Task = Images embedded in the records are excluded; print everything else exactly as given.

[Excerpt from a dataset]
---+---

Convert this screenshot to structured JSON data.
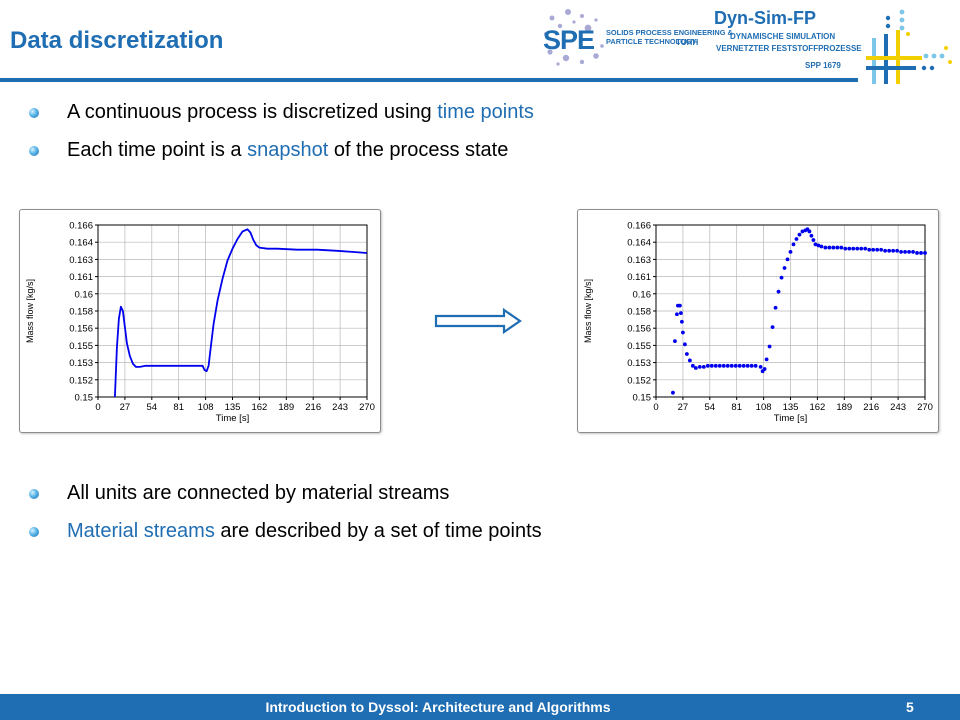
{
  "slide": {
    "title": "Data discretization",
    "page_number": "5",
    "footer": "Introduction to Dyssol: Architecture and Algorithms"
  },
  "logos": {
    "spe": {
      "mark": "SPE",
      "line1": "SOLIDS PROCESS ENGINEERING &",
      "line2": "PARTICLE TECHNOLOGY",
      "tuhh": "TUHH"
    },
    "dyn": {
      "title": "Dyn-Sim-FP",
      "line1": "DYNAMISCHE SIMULATION",
      "line2": "VERNETZTER FESTSTOFFPROZESSE",
      "spp": "SPP 1679"
    }
  },
  "bullets_top": [
    {
      "before": "A continuous process is discretized using ",
      "highlight": "time points",
      "after": ""
    },
    {
      "before": "Each time point is a ",
      "highlight": "snapshot",
      "after": " of the process state"
    }
  ],
  "bullets_bottom": [
    {
      "before": "All units are connected by material streams",
      "highlight": "",
      "after": ""
    },
    {
      "before": "",
      "highlight": "Material streams",
      "after": " are described by a set of time points"
    }
  ],
  "colors": {
    "accent": "#1f6db3",
    "series": "#0000ee"
  },
  "icons": {
    "bullet": "bullet-dot-icon",
    "arrow": "right-arrow-icon"
  },
  "chart_data": [
    {
      "type": "line",
      "xlabel": "Time [s]",
      "ylabel": "Mass flow [kg/s]",
      "xlim": [
        0,
        270
      ],
      "ylim": [
        0.15,
        0.166
      ],
      "xticks": [
        0,
        27,
        54,
        81,
        108,
        135,
        162,
        189,
        216,
        243,
        270
      ],
      "ytick_labels": [
        "0.15",
        "0.152",
        "0.153",
        "0.155",
        "0.156",
        "0.158",
        "0.16",
        "0.161",
        "0.163",
        "0.164",
        "0.166"
      ],
      "grid": true,
      "series": [
        {
          "x": [
            17,
            19,
            21,
            23,
            25,
            27,
            29,
            32,
            35,
            38,
            42,
            48,
            55,
            65,
            80,
            95,
            105,
            107,
            109,
            111,
            113,
            116,
            120,
            125,
            130,
            135,
            140,
            145,
            150,
            153,
            156,
            159,
            162,
            170,
            180,
            200,
            220,
            240,
            255,
            270
          ],
          "y": [
            0.15,
            0.1546,
            0.1573,
            0.1584,
            0.158,
            0.1565,
            0.155,
            0.1538,
            0.1531,
            0.1528,
            0.1528,
            0.1529,
            0.1529,
            0.1529,
            0.1529,
            0.1529,
            0.1529,
            0.1525,
            0.1524,
            0.1529,
            0.1545,
            0.1568,
            0.159,
            0.161,
            0.1627,
            0.1638,
            0.1647,
            0.1654,
            0.1656,
            0.1653,
            0.1646,
            0.1641,
            0.1639,
            0.1638,
            0.1638,
            0.1637,
            0.1637,
            0.1636,
            0.1635,
            0.1634
          ]
        }
      ]
    },
    {
      "type": "scatter",
      "xlabel": "Time [s]",
      "ylabel": "Mass flow [kg/s]",
      "xlim": [
        0,
        270
      ],
      "ylim": [
        0.15,
        0.166
      ],
      "xticks": [
        0,
        27,
        54,
        81,
        108,
        135,
        162,
        189,
        216,
        243,
        270
      ],
      "ytick_labels": [
        "0.15",
        "0.152",
        "0.153",
        "0.155",
        "0.156",
        "0.158",
        "0.16",
        "0.161",
        "0.163",
        "0.164",
        "0.166"
      ],
      "grid": true,
      "series": [
        {
          "x": [
            17,
            19,
            21,
            22,
            24,
            25,
            26,
            27,
            29,
            31,
            34,
            37,
            40,
            44,
            48,
            52,
            56,
            60,
            64,
            68,
            72,
            76,
            80,
            84,
            88,
            92,
            96,
            100,
            105,
            107,
            109,
            111,
            114,
            117,
            120,
            123,
            126,
            129,
            132,
            135,
            138,
            141,
            144,
            147,
            150,
            152,
            154,
            156,
            158,
            160,
            163,
            166,
            170,
            174,
            178,
            182,
            186,
            190,
            194,
            198,
            202,
            206,
            210,
            214,
            218,
            222,
            226,
            230,
            234,
            238,
            242,
            246,
            250,
            254,
            258,
            262,
            266,
            270
          ],
          "y": [
            0.1504,
            0.1552,
            0.1577,
            0.1585,
            0.1585,
            0.1578,
            0.157,
            0.156,
            0.1549,
            0.154,
            0.1534,
            0.1529,
            0.1527,
            0.1528,
            0.1528,
            0.1529,
            0.1529,
            0.1529,
            0.1529,
            0.1529,
            0.1529,
            0.1529,
            0.1529,
            0.1529,
            0.1529,
            0.1529,
            0.1529,
            0.1529,
            0.1528,
            0.1524,
            0.1526,
            0.1535,
            0.1547,
            0.1565,
            0.1583,
            0.1598,
            0.1611,
            0.162,
            0.1628,
            0.1635,
            0.1642,
            0.1647,
            0.1651,
            0.1654,
            0.1655,
            0.1656,
            0.1654,
            0.165,
            0.1646,
            0.1642,
            0.1641,
            0.164,
            0.1639,
            0.1639,
            0.1639,
            0.1639,
            0.1639,
            0.1638,
            0.1638,
            0.1638,
            0.1638,
            0.1638,
            0.1638,
            0.1637,
            0.1637,
            0.1637,
            0.1637,
            0.1636,
            0.1636,
            0.1636,
            0.1636,
            0.1635,
            0.1635,
            0.1635,
            0.1635,
            0.1634,
            0.1634,
            0.1634
          ]
        }
      ]
    }
  ]
}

---+---

Response for this exercise =
Convert this screenshot to structured JSON data.
{
  "slide": {
    "title": "Data discretization",
    "page_number": "5",
    "footer": "Introduction to Dyssol: Architecture and Algorithms"
  },
  "logos": {
    "spe": {
      "mark": "SPE",
      "line1": "SOLIDS PROCESS ENGINEERING &",
      "line2": "PARTICLE TECHNOLOGY",
      "tuhh": "TUHH"
    },
    "dyn": {
      "title": "Dyn-Sim-FP",
      "line1": "DYNAMISCHE SIMULATION",
      "line2": "VERNETZTER FESTSTOFFPROZESSE",
      "spp": "SPP 1679"
    }
  },
  "bullets_top": [
    {
      "before": "A continuous process is discretized using ",
      "highlight": "time points",
      "after": ""
    },
    {
      "before": "Each time point is a ",
      "highlight": "snapshot",
      "after": " of the process state"
    }
  ],
  "bullets_bottom": [
    {
      "before": "All units are connected by material streams",
      "highlight": "",
      "after": ""
    },
    {
      "before": "",
      "highlight": "Material streams",
      "after": " are described by a set of time points"
    }
  ],
  "colors": {
    "accent": "#1f6db3",
    "series": "#0000ee"
  },
  "icons": {
    "bullet": "bullet-dot-icon",
    "arrow": "right-arrow-icon"
  },
  "chart_data": [
    {
      "type": "line",
      "xlabel": "Time [s]",
      "ylabel": "Mass flow [kg/s]",
      "xlim": [
        0,
        270
      ],
      "ylim": [
        0.15,
        0.166
      ],
      "xticks": [
        0,
        27,
        54,
        81,
        108,
        135,
        162,
        189,
        216,
        243,
        270
      ],
      "ytick_labels": [
        "0.15",
        "0.152",
        "0.153",
        "0.155",
        "0.156",
        "0.158",
        "0.16",
        "0.161",
        "0.163",
        "0.164",
        "0.166"
      ],
      "grid": true,
      "series": [
        {
          "x": [
            17,
            19,
            21,
            23,
            25,
            27,
            29,
            32,
            35,
            38,
            42,
            48,
            55,
            65,
            80,
            95,
            105,
            107,
            109,
            111,
            113,
            116,
            120,
            125,
            130,
            135,
            140,
            145,
            150,
            153,
            156,
            159,
            162,
            170,
            180,
            200,
            220,
            240,
            255,
            270
          ],
          "y": [
            0.15,
            0.1546,
            0.1573,
            0.1584,
            0.158,
            0.1565,
            0.155,
            0.1538,
            0.1531,
            0.1528,
            0.1528,
            0.1529,
            0.1529,
            0.1529,
            0.1529,
            0.1529,
            0.1529,
            0.1525,
            0.1524,
            0.1529,
            0.1545,
            0.1568,
            0.159,
            0.161,
            0.1627,
            0.1638,
            0.1647,
            0.1654,
            0.1656,
            0.1653,
            0.1646,
            0.1641,
            0.1639,
            0.1638,
            0.1638,
            0.1637,
            0.1637,
            0.1636,
            0.1635,
            0.1634
          ]
        }
      ]
    },
    {
      "type": "scatter",
      "xlabel": "Time [s]",
      "ylabel": "Mass flow [kg/s]",
      "xlim": [
        0,
        270
      ],
      "ylim": [
        0.15,
        0.166
      ],
      "xticks": [
        0,
        27,
        54,
        81,
        108,
        135,
        162,
        189,
        216,
        243,
        270
      ],
      "ytick_labels": [
        "0.15",
        "0.152",
        "0.153",
        "0.155",
        "0.156",
        "0.158",
        "0.16",
        "0.161",
        "0.163",
        "0.164",
        "0.166"
      ],
      "grid": true,
      "series": [
        {
          "x": [
            17,
            19,
            21,
            22,
            24,
            25,
            26,
            27,
            29,
            31,
            34,
            37,
            40,
            44,
            48,
            52,
            56,
            60,
            64,
            68,
            72,
            76,
            80,
            84,
            88,
            92,
            96,
            100,
            105,
            107,
            109,
            111,
            114,
            117,
            120,
            123,
            126,
            129,
            132,
            135,
            138,
            141,
            144,
            147,
            150,
            152,
            154,
            156,
            158,
            160,
            163,
            166,
            170,
            174,
            178,
            182,
            186,
            190,
            194,
            198,
            202,
            206,
            210,
            214,
            218,
            222,
            226,
            230,
            234,
            238,
            242,
            246,
            250,
            254,
            258,
            262,
            266,
            270
          ],
          "y": [
            0.1504,
            0.1552,
            0.1577,
            0.1585,
            0.1585,
            0.1578,
            0.157,
            0.156,
            0.1549,
            0.154,
            0.1534,
            0.1529,
            0.1527,
            0.1528,
            0.1528,
            0.1529,
            0.1529,
            0.1529,
            0.1529,
            0.1529,
            0.1529,
            0.1529,
            0.1529,
            0.1529,
            0.1529,
            0.1529,
            0.1529,
            0.1529,
            0.1528,
            0.1524,
            0.1526,
            0.1535,
            0.1547,
            0.1565,
            0.1583,
            0.1598,
            0.1611,
            0.162,
            0.1628,
            0.1635,
            0.1642,
            0.1647,
            0.1651,
            0.1654,
            0.1655,
            0.1656,
            0.1654,
            0.165,
            0.1646,
            0.1642,
            0.1641,
            0.164,
            0.1639,
            0.1639,
            0.1639,
            0.1639,
            0.1639,
            0.1638,
            0.1638,
            0.1638,
            0.1638,
            0.1638,
            0.1638,
            0.1637,
            0.1637,
            0.1637,
            0.1637,
            0.1636,
            0.1636,
            0.1636,
            0.1636,
            0.1635,
            0.1635,
            0.1635,
            0.1635,
            0.1634,
            0.1634,
            0.1634
          ]
        }
      ]
    }
  ]
}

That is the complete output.